» RECORDS FOR PROCESSING
-- -- --
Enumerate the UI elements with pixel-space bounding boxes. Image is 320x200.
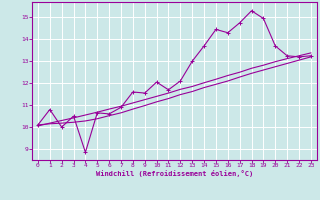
X-axis label: Windchill (Refroidissement éolien,°C): Windchill (Refroidissement éolien,°C) [96, 170, 253, 177]
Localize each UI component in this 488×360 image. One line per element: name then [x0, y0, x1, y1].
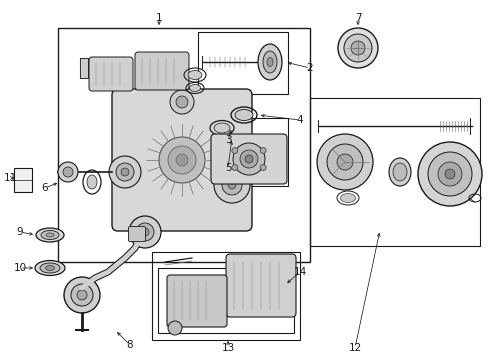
Circle shape — [336, 154, 352, 170]
Text: 6: 6 — [41, 183, 48, 193]
Circle shape — [63, 167, 73, 177]
Ellipse shape — [388, 158, 410, 186]
Ellipse shape — [235, 109, 252, 121]
Circle shape — [159, 137, 204, 183]
Bar — [198, 118, 287, 186]
Ellipse shape — [46, 233, 54, 237]
Text: 10: 10 — [13, 263, 26, 273]
Text: 11: 11 — [3, 173, 17, 183]
FancyBboxPatch shape — [135, 52, 189, 90]
Circle shape — [260, 165, 265, 171]
FancyBboxPatch shape — [167, 275, 226, 327]
Circle shape — [417, 142, 481, 206]
Bar — [309, 98, 479, 246]
Ellipse shape — [392, 163, 406, 181]
Circle shape — [437, 162, 461, 186]
Bar — [58, 28, 309, 262]
Bar — [198, 32, 287, 94]
Ellipse shape — [214, 123, 229, 133]
Circle shape — [232, 143, 264, 175]
Circle shape — [121, 168, 129, 176]
Ellipse shape — [266, 58, 272, 67]
Bar — [152, 252, 299, 340]
Circle shape — [337, 28, 377, 68]
Circle shape — [141, 228, 149, 236]
FancyBboxPatch shape — [112, 89, 251, 231]
Circle shape — [109, 156, 141, 188]
Text: 7: 7 — [354, 13, 361, 23]
Circle shape — [64, 277, 100, 313]
FancyBboxPatch shape — [210, 134, 286, 184]
Text: 5: 5 — [224, 163, 231, 173]
Circle shape — [136, 223, 154, 241]
Text: 4: 4 — [296, 115, 303, 125]
Circle shape — [343, 34, 371, 62]
FancyBboxPatch shape — [128, 226, 145, 242]
Text: 14: 14 — [293, 267, 306, 277]
Circle shape — [214, 167, 249, 203]
Text: 13: 13 — [221, 343, 234, 353]
Ellipse shape — [45, 266, 54, 270]
Circle shape — [176, 154, 187, 166]
Text: 8: 8 — [126, 340, 133, 350]
Circle shape — [244, 155, 252, 163]
Circle shape — [168, 321, 182, 335]
FancyBboxPatch shape — [225, 254, 295, 317]
Circle shape — [227, 181, 236, 189]
Ellipse shape — [258, 44, 282, 80]
Ellipse shape — [36, 228, 64, 242]
Ellipse shape — [40, 263, 60, 273]
Ellipse shape — [35, 261, 65, 275]
Ellipse shape — [87, 175, 97, 189]
Circle shape — [326, 144, 362, 180]
Ellipse shape — [187, 71, 202, 80]
Text: 3: 3 — [224, 135, 231, 145]
Text: 12: 12 — [347, 343, 361, 353]
Circle shape — [350, 41, 364, 55]
Ellipse shape — [189, 85, 200, 91]
Circle shape — [176, 96, 187, 108]
Circle shape — [168, 146, 196, 174]
Circle shape — [444, 169, 454, 179]
Circle shape — [231, 148, 237, 153]
Text: 9: 9 — [17, 227, 23, 237]
Circle shape — [260, 148, 265, 153]
Ellipse shape — [41, 230, 59, 239]
Circle shape — [231, 165, 237, 171]
Bar — [158, 268, 293, 333]
Bar — [14, 168, 32, 192]
Circle shape — [58, 162, 78, 182]
Circle shape — [77, 290, 87, 300]
Ellipse shape — [263, 51, 276, 73]
Circle shape — [427, 152, 471, 196]
Circle shape — [129, 216, 161, 248]
Text: 1: 1 — [155, 13, 162, 23]
Circle shape — [240, 150, 258, 168]
Ellipse shape — [340, 194, 355, 202]
Circle shape — [170, 90, 194, 114]
Polygon shape — [80, 58, 88, 78]
Circle shape — [222, 175, 242, 195]
Circle shape — [71, 284, 93, 306]
Circle shape — [116, 163, 134, 181]
FancyBboxPatch shape — [89, 57, 133, 91]
Text: 2: 2 — [306, 63, 313, 73]
Circle shape — [316, 134, 372, 190]
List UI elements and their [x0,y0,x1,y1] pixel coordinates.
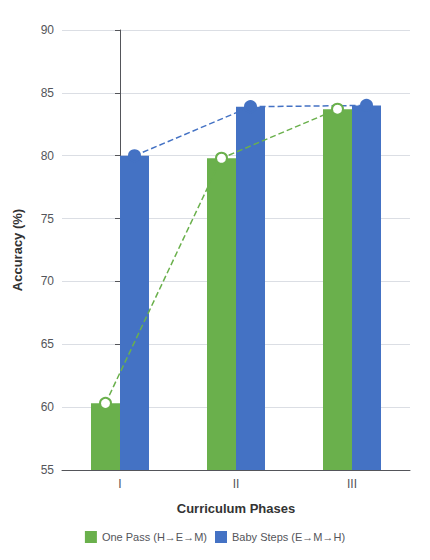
svg-text:Curriculum Phases: Curriculum Phases [177,501,296,516]
svg-text:80: 80 [41,149,55,163]
svg-text:One Pass (H→E→M): One Pass (H→E→M) [102,531,207,543]
svg-text:II: II [233,477,240,491]
svg-text:90: 90 [41,23,55,37]
svg-text:Accuracy (%): Accuracy (%) [10,209,25,291]
svg-text:75: 75 [41,212,55,226]
svg-text:III: III [347,477,357,491]
svg-text:65: 65 [41,337,55,351]
svg-text:70: 70 [41,274,55,288]
svg-text:Baby Steps (E→M→H): Baby Steps (E→M→H) [232,531,345,543]
svg-text:I: I [118,477,121,491]
svg-text:85: 85 [41,86,55,100]
svg-text:60: 60 [41,400,55,414]
svg-text:55: 55 [41,463,55,477]
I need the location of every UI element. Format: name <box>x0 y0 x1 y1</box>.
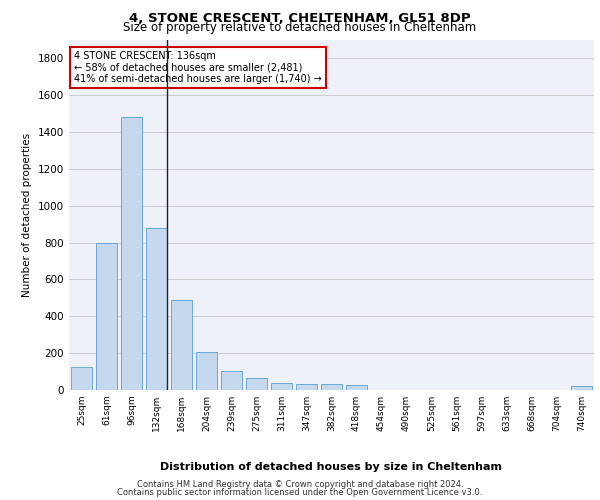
Bar <box>121 118 142 390</box>
Bar <box>271 382 292 390</box>
Bar <box>171 300 192 390</box>
Text: Contains public sector information licensed under the Open Government Licence v3: Contains public sector information licen… <box>118 488 482 497</box>
Bar <box>296 384 317 390</box>
Bar <box>346 386 367 390</box>
Text: Size of property relative to detached houses in Cheltenham: Size of property relative to detached ho… <box>124 22 476 35</box>
Bar <box>221 370 242 390</box>
Text: 4, STONE CRESCENT, CHELTENHAM, GL51 8DP: 4, STONE CRESCENT, CHELTENHAM, GL51 8DP <box>129 12 471 24</box>
Bar <box>196 352 217 390</box>
Text: 4 STONE CRESCENT: 136sqm
← 58% of detached houses are smaller (2,481)
41% of sem: 4 STONE CRESCENT: 136sqm ← 58% of detach… <box>74 50 322 84</box>
X-axis label: Distribution of detached houses by size in Cheltenham: Distribution of detached houses by size … <box>161 462 503 472</box>
Bar <box>96 242 117 390</box>
Y-axis label: Number of detached properties: Number of detached properties <box>22 133 32 297</box>
Bar <box>321 384 342 390</box>
Bar <box>71 367 92 390</box>
Text: Contains HM Land Registry data © Crown copyright and database right 2024.: Contains HM Land Registry data © Crown c… <box>137 480 463 489</box>
Bar <box>146 228 167 390</box>
Bar <box>246 378 267 390</box>
Bar <box>571 386 592 390</box>
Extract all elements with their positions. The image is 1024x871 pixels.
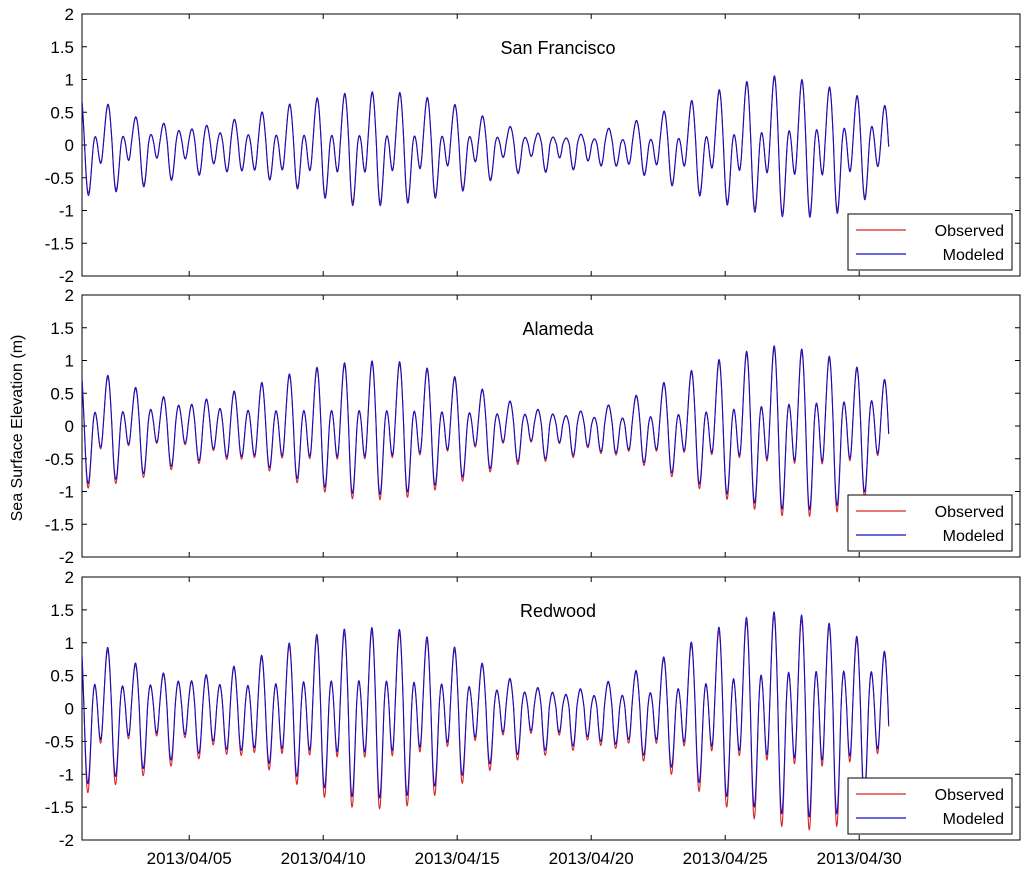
-- -- --
» TASK DETAILS
Could you transcribe every one of the records above line for line, leaving out the pictures?

» EXPECTED ANSWER
Enumerate the UI elements with pixel-space bounding boxes. Image is 320x200.
X-axis label: Windchill (Refroidissement éolien,°C): Windchill (Refroidissement éolien,°C) [96, 170, 253, 177]
Localize each UI component in this 488×360 image. One line per element: name then [x0, y0, x1, y1].
Circle shape — [336, 154, 352, 170]
Text: 6: 6 — [41, 183, 48, 193]
Circle shape — [63, 167, 73, 177]
Ellipse shape — [388, 158, 410, 186]
Ellipse shape — [235, 109, 252, 121]
Circle shape — [159, 137, 204, 183]
Bar — [198, 118, 287, 186]
Ellipse shape — [46, 233, 54, 237]
Text: 10: 10 — [13, 263, 26, 273]
Text: 11: 11 — [3, 173, 17, 183]
FancyBboxPatch shape — [135, 52, 189, 90]
Circle shape — [260, 165, 265, 171]
FancyBboxPatch shape — [167, 275, 226, 327]
Circle shape — [417, 142, 481, 206]
Bar — [309, 98, 479, 246]
Ellipse shape — [392, 163, 406, 181]
Circle shape — [437, 162, 461, 186]
Bar — [58, 28, 309, 262]
Bar — [198, 32, 287, 94]
Ellipse shape — [214, 123, 229, 133]
Circle shape — [232, 143, 264, 175]
Circle shape — [121, 168, 129, 176]
Ellipse shape — [266, 58, 272, 67]
Bar — [152, 252, 299, 340]
Circle shape — [337, 28, 377, 68]
Circle shape — [141, 228, 149, 236]
FancyBboxPatch shape — [112, 89, 251, 231]
Circle shape — [109, 156, 141, 188]
Text: 7: 7 — [354, 13, 361, 23]
Circle shape — [64, 277, 100, 313]
FancyBboxPatch shape — [210, 134, 286, 184]
Text: 5: 5 — [224, 163, 231, 173]
Circle shape — [136, 223, 154, 241]
Text: 4: 4 — [296, 115, 303, 125]
Circle shape — [343, 34, 371, 62]
FancyBboxPatch shape — [128, 226, 145, 242]
Text: 14: 14 — [293, 267, 306, 277]
Circle shape — [214, 167, 249, 203]
Text: 13: 13 — [221, 343, 234, 353]
Ellipse shape — [45, 266, 54, 270]
Circle shape — [176, 154, 187, 166]
Text: 8: 8 — [126, 340, 133, 350]
Circle shape — [244, 155, 252, 163]
Circle shape — [168, 321, 182, 335]
FancyBboxPatch shape — [225, 254, 295, 317]
Circle shape — [227, 181, 236, 189]
Ellipse shape — [258, 44, 282, 80]
Ellipse shape — [36, 228, 64, 242]
Ellipse shape — [40, 263, 60, 273]
Ellipse shape — [35, 261, 65, 275]
Ellipse shape — [87, 175, 97, 189]
Circle shape — [326, 144, 362, 180]
Ellipse shape — [187, 71, 202, 80]
Text: 3: 3 — [224, 135, 231, 145]
Text: 12: 12 — [347, 343, 361, 353]
Circle shape — [350, 41, 364, 55]
Ellipse shape — [189, 85, 200, 91]
Circle shape — [176, 96, 187, 108]
Circle shape — [168, 146, 196, 174]
Circle shape — [444, 169, 454, 179]
Circle shape — [231, 148, 237, 153]
Text: 9: 9 — [17, 227, 23, 237]
Circle shape — [260, 148, 265, 153]
Ellipse shape — [41, 230, 59, 239]
Circle shape — [231, 165, 237, 171]
Bar — [158, 268, 293, 333]
Bar — [14, 168, 32, 192]
Circle shape — [58, 162, 78, 182]
Circle shape — [77, 290, 87, 300]
Ellipse shape — [263, 51, 276, 73]
Circle shape — [427, 152, 471, 196]
Circle shape — [129, 216, 161, 248]
Text: 1: 1 — [155, 13, 162, 23]
Circle shape — [240, 150, 258, 168]
Ellipse shape — [340, 194, 355, 202]
Circle shape — [170, 90, 194, 114]
Polygon shape — [80, 58, 88, 78]
Circle shape — [222, 175, 242, 195]
Circle shape — [71, 284, 93, 306]
Circle shape — [116, 163, 134, 181]
FancyBboxPatch shape — [89, 57, 133, 91]
Text: 2: 2 — [306, 63, 313, 73]
Circle shape — [316, 134, 372, 190]
List UI elements and their [x0,y0,x1,y1] pixel coordinates.
svg-text:Curriculum Phases: Curriculum Phases [177,501,296,516]
svg-text:80: 80 [41,149,55,163]
svg-text:One Pass (H→E→M): One Pass (H→E→M) [102,531,207,543]
svg-text:II: II [233,477,240,491]
svg-text:90: 90 [41,23,55,37]
svg-text:Accuracy (%): Accuracy (%) [10,209,25,291]
svg-text:75: 75 [41,212,55,226]
svg-text:III: III [347,477,357,491]
svg-text:65: 65 [41,337,55,351]
svg-text:70: 70 [41,274,55,288]
svg-text:Baby Steps (E→M→H): Baby Steps (E→M→H) [232,531,345,543]
svg-text:I: I [118,477,121,491]
svg-text:85: 85 [41,86,55,100]
svg-text:60: 60 [41,400,55,414]
svg-text:55: 55 [41,463,55,477]
I need the location of every UI element. Format: name <box>x0 y0 x1 y1</box>.
Bar <box>121 118 142 390</box>
Bar <box>271 382 292 390</box>
Bar <box>171 300 192 390</box>
Text: Contains public sector information licensed under the Open Government Licence v3: Contains public sector information licen… <box>118 488 482 497</box>
Bar <box>296 384 317 390</box>
Bar <box>346 386 367 390</box>
Text: Size of property relative to detached houses in Cheltenham: Size of property relative to detached ho… <box>124 22 476 35</box>
Bar <box>221 370 242 390</box>
Text: 4, STONE CRESCENT, CHELTENHAM, GL51 8DP: 4, STONE CRESCENT, CHELTENHAM, GL51 8DP <box>129 12 471 24</box>
Bar <box>196 352 217 390</box>
Text: 4 STONE CRESCENT: 136sqm
← 58% of detached houses are smaller (2,481)
41% of sem: 4 STONE CRESCENT: 136sqm ← 58% of detach… <box>74 50 322 84</box>
X-axis label: Distribution of detached houses by size in Cheltenham: Distribution of detached houses by size … <box>161 462 503 472</box>
Bar <box>96 242 117 390</box>
Y-axis label: Number of detached properties: Number of detached properties <box>22 133 32 297</box>
Bar <box>321 384 342 390</box>
Bar <box>71 367 92 390</box>
Text: Contains HM Land Registry data © Crown copyright and database right 2024.: Contains HM Land Registry data © Crown c… <box>137 480 463 489</box>
Bar <box>146 228 167 390</box>
Bar <box>246 378 267 390</box>
Bar <box>571 386 592 390</box>
Extract all elements with their positions. The image is 1024x871 pixels.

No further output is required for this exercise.